What you are asked to do> For the copy, please give all of the data again exactly and leave the pictures out.

Data for this task>
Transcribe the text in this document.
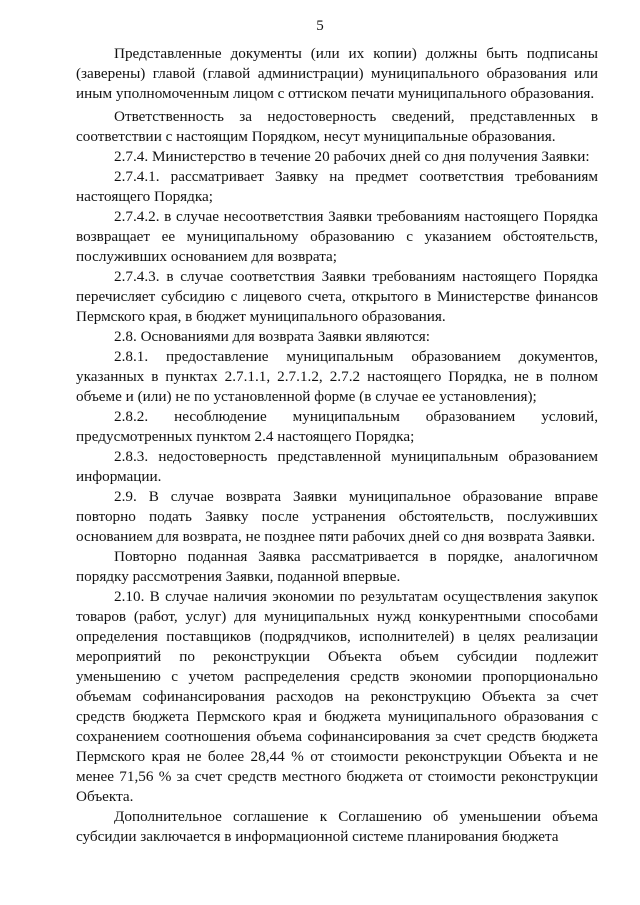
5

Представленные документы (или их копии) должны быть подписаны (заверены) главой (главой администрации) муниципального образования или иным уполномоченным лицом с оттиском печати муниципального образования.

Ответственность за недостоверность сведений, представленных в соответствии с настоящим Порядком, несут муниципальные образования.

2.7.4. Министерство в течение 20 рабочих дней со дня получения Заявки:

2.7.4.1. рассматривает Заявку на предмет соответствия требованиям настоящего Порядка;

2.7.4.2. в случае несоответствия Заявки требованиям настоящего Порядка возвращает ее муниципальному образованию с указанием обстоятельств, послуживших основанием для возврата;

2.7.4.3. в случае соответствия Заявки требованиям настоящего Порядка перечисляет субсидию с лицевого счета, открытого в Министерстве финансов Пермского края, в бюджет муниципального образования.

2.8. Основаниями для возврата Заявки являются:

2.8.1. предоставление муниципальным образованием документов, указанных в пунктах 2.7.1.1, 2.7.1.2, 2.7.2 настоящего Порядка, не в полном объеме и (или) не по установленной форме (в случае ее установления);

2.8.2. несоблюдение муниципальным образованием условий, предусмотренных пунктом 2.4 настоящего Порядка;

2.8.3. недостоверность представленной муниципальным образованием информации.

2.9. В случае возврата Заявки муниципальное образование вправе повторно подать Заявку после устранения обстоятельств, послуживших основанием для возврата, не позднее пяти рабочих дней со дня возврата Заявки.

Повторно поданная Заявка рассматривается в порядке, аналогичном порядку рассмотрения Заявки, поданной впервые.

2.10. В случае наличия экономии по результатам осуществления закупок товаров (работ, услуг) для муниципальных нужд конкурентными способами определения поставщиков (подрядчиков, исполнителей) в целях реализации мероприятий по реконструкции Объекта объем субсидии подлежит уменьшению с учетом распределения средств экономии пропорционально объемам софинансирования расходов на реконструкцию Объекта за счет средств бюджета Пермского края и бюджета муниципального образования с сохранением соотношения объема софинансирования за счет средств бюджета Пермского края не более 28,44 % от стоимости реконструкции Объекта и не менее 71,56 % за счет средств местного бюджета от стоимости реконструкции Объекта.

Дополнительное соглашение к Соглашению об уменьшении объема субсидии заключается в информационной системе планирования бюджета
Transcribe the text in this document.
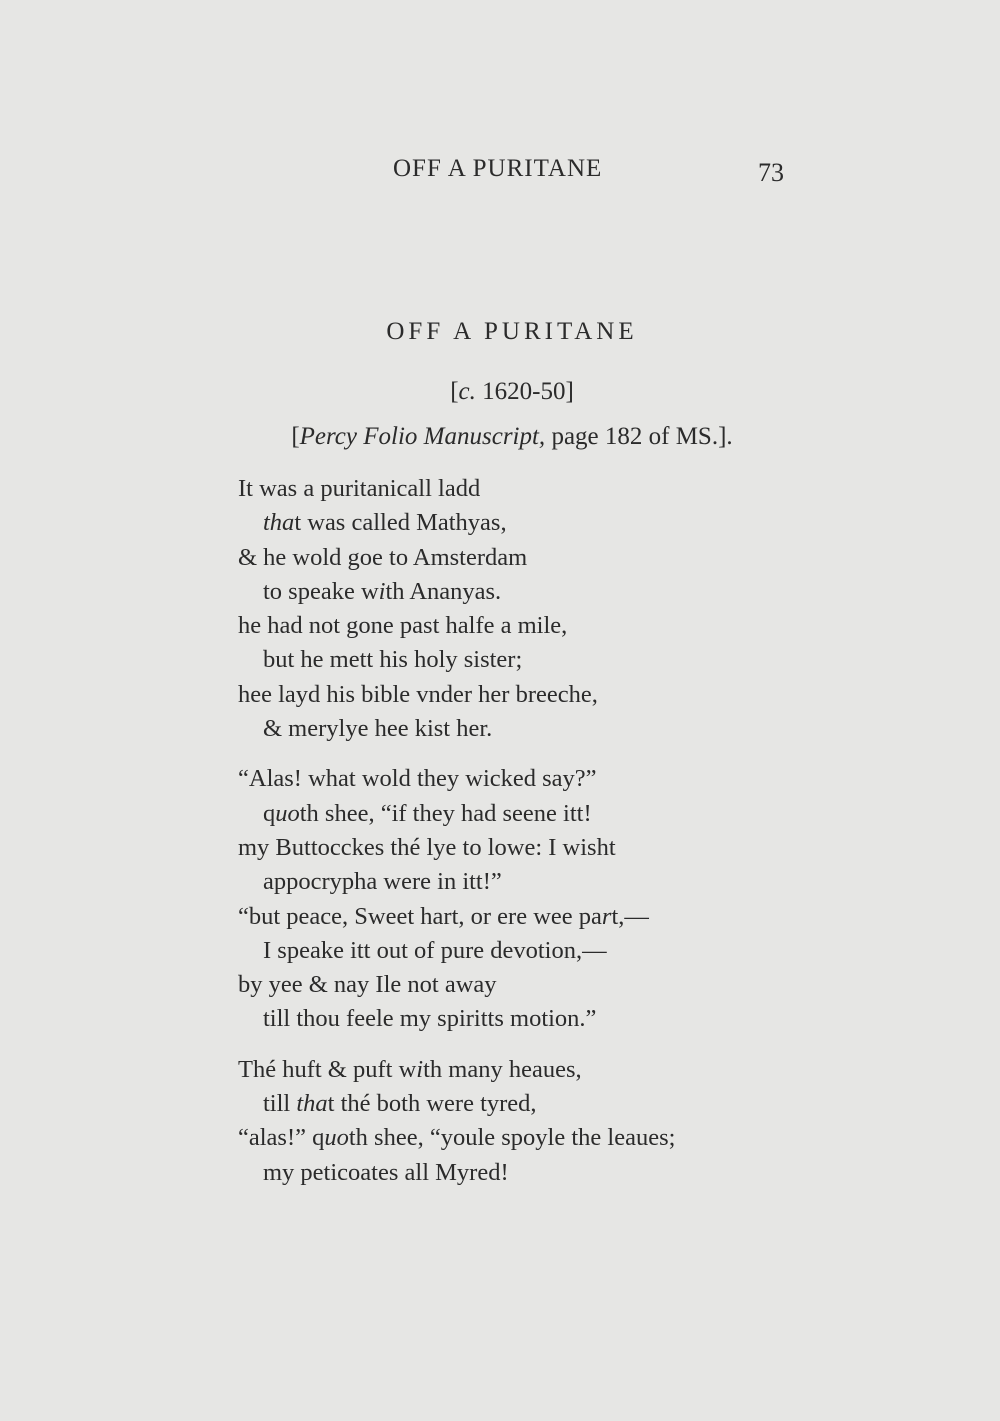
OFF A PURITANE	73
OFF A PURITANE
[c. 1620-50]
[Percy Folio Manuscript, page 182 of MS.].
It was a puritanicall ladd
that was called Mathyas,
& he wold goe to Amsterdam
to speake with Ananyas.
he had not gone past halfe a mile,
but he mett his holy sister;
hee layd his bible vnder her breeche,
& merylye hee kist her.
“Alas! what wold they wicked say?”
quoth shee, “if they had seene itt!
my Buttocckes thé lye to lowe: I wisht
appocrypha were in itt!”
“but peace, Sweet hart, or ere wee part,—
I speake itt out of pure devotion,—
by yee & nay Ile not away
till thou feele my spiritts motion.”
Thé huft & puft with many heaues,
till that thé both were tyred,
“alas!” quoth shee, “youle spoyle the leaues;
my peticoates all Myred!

Result below>
Transcribe the text in this document.
5

Представленные документы (или их копии) должны быть подписаны (заверены) главой (главой администрации) муниципального образования или иным уполномоченным лицом с оттиском печати муниципального образования.

Ответственность за недостоверность сведений, представленных в соответствии с настоящим Порядком, несут муниципальные образования.

2.7.4. Министерство в течение 20 рабочих дней со дня получения Заявки:

2.7.4.1. рассматривает Заявку на предмет соответствия требованиям настоящего Порядка;

2.7.4.2. в случае несоответствия Заявки требованиям настоящего Порядка возвращает ее муниципальному образованию с указанием обстоятельств, послуживших основанием для возврата;

2.7.4.3. в случае соответствия Заявки требованиям настоящего Порядка перечисляет субсидию с лицевого счета, открытого в Министерстве финансов Пермского края, в бюджет муниципального образования.

2.8. Основаниями для возврата Заявки являются:

2.8.1. предоставление муниципальным образованием документов, указанных в пунктах 2.7.1.1, 2.7.1.2, 2.7.2 настоящего Порядка, не в полном объеме и (или) не по установленной форме (в случае ее установления);

2.8.2. несоблюдение муниципальным образованием условий, предусмотренных пунктом 2.4 настоящего Порядка;

2.8.3. недостоверность представленной муниципальным образованием информации.

2.9. В случае возврата Заявки муниципальное образование вправе повторно подать Заявку после устранения обстоятельств, послуживших основанием для возврата, не позднее пяти рабочих дней со дня возврата Заявки.

Повторно поданная Заявка рассматривается в порядке, аналогичном порядку рассмотрения Заявки, поданной впервые.

2.10. В случае наличия экономии по результатам осуществления закупок товаров (работ, услуг) для муниципальных нужд конкурентными способами определения поставщиков (подрядчиков, исполнителей) в целях реализации мероприятий по реконструкции Объекта объем субсидии подлежит уменьшению с учетом распределения средств экономии пропорционально объемам софинансирования расходов на реконструкцию Объекта за счет средств бюджета Пермского края и бюджета муниципального образования с сохранением соотношения объема софинансирования за счет средств бюджета Пермского края не более 28,44 % от стоимости реконструкции Объекта и не менее 71,56 % за счет средств местного бюджета от стоимости реконструкции Объекта.

Дополнительное соглашение к Соглашению об уменьшении объема субсидии заключается в информационной системе планирования бюджета
Transcribe the text in this document.
OFF A PURITANE	73
OFF A PURITANE
[c. 1620-50]
[Percy Folio Manuscript, page 182 of MS.].
It was a puritanicall ladd
that was called Mathyas,
& he wold goe to Amsterdam
to speake with Ananyas.
he had not gone past halfe a mile,
but he mett his holy sister;
hee layd his bible vnder her breeche,
& merylye hee kist her.
“Alas! what wold they wicked say?”
quoth shee, “if they had seene itt!
my Buttocckes thé lye to lowe: I wisht
appocrypha were in itt!”
“but peace, Sweet hart, or ere wee part,—
I speake itt out of pure devotion,—
by yee & nay Ile not away
till thou feele my spiritts motion.”
Thé huft & puft with many heaues,
till that thé both were tyred,
“alas!” quoth shee, “youle spoyle the leaues;
my peticoates all Myred!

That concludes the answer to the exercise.